Dependence on Programming Experts

Mark Smith mark at maseurope.net
Thu Jul 6 04:32:17 EDT 2006


On 6 Jul 2006, at 08:31, GregSmith wrote:
> I'm not asking for a tool that does everything for me.  I'm asking  
> for a
> computer language that lets me translate my organized thoughts and
> imagination into useful bits that, when assembled together, form  
> working
> components of a total working system.


Greg, what you describe is what pretty much every modern general- 
purpose programming language can claim to offer.

The ideas you have sound non-trivial to me, and it's going to take a  
serious and deep commitment from you to bring them into reality,  
whatever tools you choose.

An excerpt from  http://www.norvig.com/21-days.html

> Researchers (Hayes, Bloom) have shown it takes about ten years to  
> develop expertise in any of a wide variety of areas, including  
> chess playing, music composition, painting, piano playing,  
> swimming, tennis, and research in neuropsychology and topology.

WHAT THIS EXERCISE ASKS:
[1] From the post on dependence on programming experts, echo the passage starting with "An excerpt from" and going on through "neuropsychology and topology.".
[2] The quoted excerpt in the post on dependence on programming experts names areas in which expertise takes about ten years to develop. List every area it names before "research in neuropsychology and topology".

DATA ENTRIES:

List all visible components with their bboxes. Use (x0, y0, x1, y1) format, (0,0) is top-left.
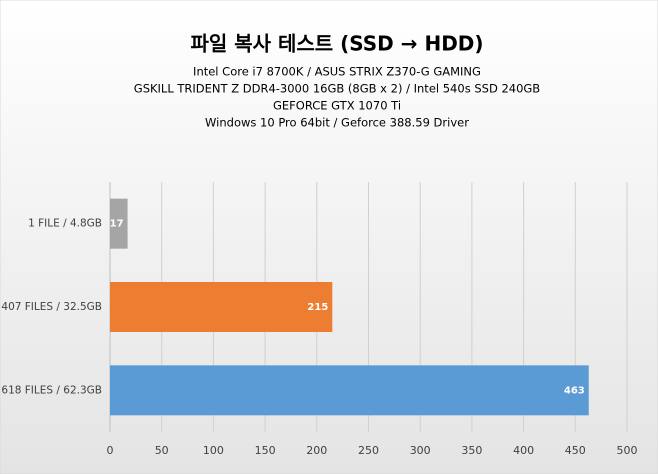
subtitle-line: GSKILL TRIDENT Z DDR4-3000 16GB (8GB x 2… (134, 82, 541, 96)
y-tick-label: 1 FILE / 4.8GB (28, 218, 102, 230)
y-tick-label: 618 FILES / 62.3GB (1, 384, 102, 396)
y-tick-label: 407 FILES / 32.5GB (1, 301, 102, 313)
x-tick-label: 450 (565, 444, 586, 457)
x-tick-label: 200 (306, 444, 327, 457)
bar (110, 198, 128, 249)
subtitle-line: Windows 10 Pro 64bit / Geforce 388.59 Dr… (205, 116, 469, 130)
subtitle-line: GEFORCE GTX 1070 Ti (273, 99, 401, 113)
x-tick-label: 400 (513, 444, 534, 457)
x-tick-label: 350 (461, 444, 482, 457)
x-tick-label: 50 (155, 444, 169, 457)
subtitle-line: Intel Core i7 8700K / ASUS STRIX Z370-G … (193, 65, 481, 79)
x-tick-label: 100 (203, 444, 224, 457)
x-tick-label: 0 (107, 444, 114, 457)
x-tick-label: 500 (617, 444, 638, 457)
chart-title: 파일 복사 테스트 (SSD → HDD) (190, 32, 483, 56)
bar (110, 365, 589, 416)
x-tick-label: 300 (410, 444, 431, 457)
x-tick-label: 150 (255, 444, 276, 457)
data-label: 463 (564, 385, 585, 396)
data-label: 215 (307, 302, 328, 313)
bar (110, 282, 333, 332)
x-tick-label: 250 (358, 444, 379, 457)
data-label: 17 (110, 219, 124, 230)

SOLUTIONS:
[1]
An excerpt from  http://www.norvig.com/21-days.html

> Researchers (Hayes, Bloom) have shown it takes about ten years to  
> develop expertise in any of a wide variety of areas, including  
> chess playing, music composition, painting, piano playing,  
> swimming, tennis, and research in neuropsychology and topology.

[2]
chess playing
music composition
painting
piano playing
swimming
tennis